■ **What you should do**: Restate the whole listing exactly.

■ **Dataset rows**:

********************

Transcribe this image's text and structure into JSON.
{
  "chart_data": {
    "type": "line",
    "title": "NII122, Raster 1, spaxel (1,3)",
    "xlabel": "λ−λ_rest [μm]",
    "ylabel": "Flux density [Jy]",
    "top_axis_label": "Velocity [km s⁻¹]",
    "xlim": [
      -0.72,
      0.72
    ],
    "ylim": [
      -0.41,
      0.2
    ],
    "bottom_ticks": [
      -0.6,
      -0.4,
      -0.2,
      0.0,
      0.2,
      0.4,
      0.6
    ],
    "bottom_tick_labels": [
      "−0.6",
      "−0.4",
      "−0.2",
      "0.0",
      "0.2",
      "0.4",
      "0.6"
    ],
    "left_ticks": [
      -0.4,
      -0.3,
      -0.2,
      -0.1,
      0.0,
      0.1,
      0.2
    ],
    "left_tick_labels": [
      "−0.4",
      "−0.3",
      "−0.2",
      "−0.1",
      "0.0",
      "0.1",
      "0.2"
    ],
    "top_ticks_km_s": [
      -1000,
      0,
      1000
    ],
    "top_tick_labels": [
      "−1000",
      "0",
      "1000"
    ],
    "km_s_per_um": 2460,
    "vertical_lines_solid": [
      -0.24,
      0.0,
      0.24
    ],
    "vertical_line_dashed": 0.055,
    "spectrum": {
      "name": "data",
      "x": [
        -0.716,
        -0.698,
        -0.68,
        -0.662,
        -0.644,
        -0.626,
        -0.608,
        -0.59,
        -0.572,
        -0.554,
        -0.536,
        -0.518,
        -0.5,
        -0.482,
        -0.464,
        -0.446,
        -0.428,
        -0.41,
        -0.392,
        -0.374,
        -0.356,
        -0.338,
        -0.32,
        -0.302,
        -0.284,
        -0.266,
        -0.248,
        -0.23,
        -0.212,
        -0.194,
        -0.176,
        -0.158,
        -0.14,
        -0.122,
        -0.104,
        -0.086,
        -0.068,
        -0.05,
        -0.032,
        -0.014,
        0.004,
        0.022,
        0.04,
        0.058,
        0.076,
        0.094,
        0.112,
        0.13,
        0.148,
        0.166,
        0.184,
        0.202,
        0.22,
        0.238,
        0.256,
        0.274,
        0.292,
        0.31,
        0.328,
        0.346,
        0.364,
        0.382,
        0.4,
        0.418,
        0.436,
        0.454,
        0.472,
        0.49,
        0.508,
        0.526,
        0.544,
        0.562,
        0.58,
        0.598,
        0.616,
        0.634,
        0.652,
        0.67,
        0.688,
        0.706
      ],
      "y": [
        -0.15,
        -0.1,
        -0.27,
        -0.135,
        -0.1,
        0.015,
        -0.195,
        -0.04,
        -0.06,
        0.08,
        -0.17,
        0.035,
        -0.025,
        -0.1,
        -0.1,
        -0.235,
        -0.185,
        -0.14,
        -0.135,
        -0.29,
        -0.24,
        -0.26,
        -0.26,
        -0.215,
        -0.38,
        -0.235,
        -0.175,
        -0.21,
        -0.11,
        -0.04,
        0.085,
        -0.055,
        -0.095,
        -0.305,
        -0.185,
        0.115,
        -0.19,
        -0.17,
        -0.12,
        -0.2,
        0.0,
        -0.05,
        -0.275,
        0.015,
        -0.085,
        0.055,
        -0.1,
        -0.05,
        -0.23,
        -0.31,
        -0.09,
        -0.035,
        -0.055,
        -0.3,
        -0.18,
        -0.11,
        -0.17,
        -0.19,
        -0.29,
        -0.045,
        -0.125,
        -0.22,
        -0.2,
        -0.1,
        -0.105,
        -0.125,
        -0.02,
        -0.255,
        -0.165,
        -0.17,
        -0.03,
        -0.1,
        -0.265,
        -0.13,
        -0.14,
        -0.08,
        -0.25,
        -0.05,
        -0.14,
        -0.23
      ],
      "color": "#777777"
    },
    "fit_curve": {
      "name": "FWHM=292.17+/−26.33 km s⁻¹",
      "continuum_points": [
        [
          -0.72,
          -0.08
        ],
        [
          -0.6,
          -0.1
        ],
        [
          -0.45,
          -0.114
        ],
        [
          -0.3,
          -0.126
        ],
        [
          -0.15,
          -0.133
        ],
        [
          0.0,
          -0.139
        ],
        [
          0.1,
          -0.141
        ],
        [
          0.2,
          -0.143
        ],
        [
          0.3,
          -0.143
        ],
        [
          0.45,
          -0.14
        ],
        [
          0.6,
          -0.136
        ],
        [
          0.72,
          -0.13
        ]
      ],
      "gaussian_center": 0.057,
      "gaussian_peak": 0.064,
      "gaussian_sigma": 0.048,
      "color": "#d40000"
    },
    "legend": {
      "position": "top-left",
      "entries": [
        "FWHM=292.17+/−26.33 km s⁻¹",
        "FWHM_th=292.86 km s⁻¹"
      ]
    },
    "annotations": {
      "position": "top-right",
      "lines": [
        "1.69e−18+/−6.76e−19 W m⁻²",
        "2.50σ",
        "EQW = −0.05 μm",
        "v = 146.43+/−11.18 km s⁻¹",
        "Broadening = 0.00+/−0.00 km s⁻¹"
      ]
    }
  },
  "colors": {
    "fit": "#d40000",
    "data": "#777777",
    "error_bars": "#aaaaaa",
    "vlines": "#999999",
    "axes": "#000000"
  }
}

********************

■ **Solution to this task**:
Transcribe this image's text and structure into JSON.
{
  "chart_data": {
    "type": "line",
    "title": "NII122, Raster 1, spaxel (1,3)",
    "xlabel": "λ−λ_rest [μm]",
    "ylabel": "Flux density [Jy]",
    "top_axis_label": "Velocity [km s⁻¹]",
    "xlim": [
      -0.72,
      0.72
    ],
    "ylim": [
      -0.41,
      0.2
    ],
    "bottom_ticks": [
      -0.6,
      -0.4,
      -0.2,
      0.0,
      0.2,
      0.4,
      0.6
    ],
    "bottom_tick_labels": [
      "−0.6",
      "−0.4",
      "−0.2",
      "0.0",
      "0.2",
      "0.4",
      "0.6"
    ],
    "left_ticks": [
      -0.4,
      -0.3,
      -0.2,
      -0.1,
      0.0,
      0.1,
      0.2
    ],
    "left_tick_labels": [
      "−0.4",
      "−0.3",
      "−0.2",
      "−0.1",
      "0.0",
      "0.1",
      "0.2"
    ],
    "top_ticks_km_s": [
      -1000,
      0,
      1000
    ],
    "top_tick_labels": [
      "−1000",
      "0",
      "1000"
    ],
    "km_s_per_um": 2460,
    "vertical_lines_solid": [
      -0.24,
      0.0,
      0.24
    ],
    "vertical_line_dashed": 0.055,
    "spectrum": {
      "name": "data",
      "x": [
        -0.716,
        -0.698,
        -0.68,
        -0.662,
        -0.644,
        -0.626,
        -0.608,
        -0.59,
        -0.572,
        -0.554,
        -0.536,
        -0.518,
        -0.5,
        -0.482,
        -0.464,
        -0.446,
        -0.428,
        -0.41,
        -0.392,
        -0.374,
        -0.356,
        -0.338,
        -0.32,
        -0.302,
        -0.284,
        -0.266,
        -0.248,
        -0.23,
        -0.212,
        -0.194,
        -0.176,
        -0.158,
        -0.14,
        -0.122,
        -0.104,
        -0.086,
        -0.068,
        -0.05,
        -0.032,
        -0.014,
        0.004,
        0.022,
        0.04,
        0.058,
        0.076,
        0.094,
        0.112,
        0.13,
        0.148,
        0.166,
        0.184,
        0.202,
        0.22,
        0.238,
        0.256,
        0.274,
        0.292,
        0.31,
        0.328,
        0.346,
        0.364,
        0.382,
        0.4,
        0.418,
        0.436,
        0.454,
        0.472,
        0.49,
        0.508,
        0.526,
        0.544,
        0.562,
        0.58,
        0.598,
        0.616,
        0.634,
        0.652,
        0.67,
        0.688,
        0.706
      ],
      "y": [
        -0.15,
        -0.1,
        -0.27,
        -0.135,
        -0.1,
        0.015,
        -0.195,
        -0.04,
        -0.06,
        0.08,
        -0.17,
        0.035,
        -0.025,
        -0.1,
        -0.1,
        -0.235,
        -0.185,
        -0.14,
        -0.135,
        -0.29,
        -0.24,
        -0.26,
        -0.26,
        -0.215,
        -0.38,
        -0.235,
        -0.175,
        -0.21,
        -0.11,
        -0.04,
        0.085,
        -0.055,
        -0.095,
        -0.305,
        -0.185,
        0.115,
        -0.19,
        -0.17,
        -0.12,
        -0.2,
        0.0,
        -0.05,
        -0.275,
        0.015,
        -0.085,
        0.055,
        -0.1,
        -0.05,
        -0.23,
        -0.31,
        -0.09,
        -0.035,
        -0.055,
        -0.3,
        -0.18,
        -0.11,
        -0.17,
        -0.19,
        -0.29,
        -0.045,
        -0.125,
        -0.22,
        -0.2,
        -0.1,
        -0.105,
        -0.125,
        -0.02,
        -0.255,
        -0.165,
        -0.17,
        -0.03,
        -0.1,
        -0.265,
        -0.13,
        -0.14,
        -0.08,
        -0.25,
        -0.05,
        -0.14,
        -0.23
      ],
      "color": "#777777"
    },
    "fit_curve": {
      "name": "FWHM=292.17+/−26.33 km s⁻¹",
      "continuum_points": [
        [
          -0.72,
          -0.08
        ],
        [
          -0.6,
          -0.1
        ],
        [
          -0.45,
          -0.114
        ],
        [
          -0.3,
          -0.126
        ],
        [
          -0.15,
          -0.133
        ],
        [
          0.0,
          -0.139
        ],
        [
          0.1,
          -0.141
        ],
        [
          0.2,
          -0.143
        ],
        [
          0.3,
          -0.143
        ],
        [
          0.45,
          -0.14
        ],
        [
          0.6,
          -0.136
        ],
        [
          0.72,
          -0.13
        ]
      ],
      "gaussian_center": 0.057,
      "gaussian_peak": 0.064,
      "gaussian_sigma": 0.048,
      "color": "#d40000"
    },
    "legend": {
      "position": "top-left",
      "entries": [
        "FWHM=292.17+/−26.33 km s⁻¹",
        "FWHM_th=292.86 km s⁻¹"
      ]
    },
    "annotations": {
      "position": "top-right",
      "lines": [
        "1.69e−18+/−6.76e−19 W m⁻²",
        "2.50σ",
        "EQW = −0.05 μm",
        "v = 146.43+/−11.18 km s⁻¹",
        "Broadening = 0.00+/−0.00 km s⁻¹"
      ]
    }
  },
  "colors": {
    "fit": "#d40000",
    "data": "#777777",
    "error_bars": "#aaaaaa",
    "vlines": "#999999",
    "axes": "#000000"
  }
}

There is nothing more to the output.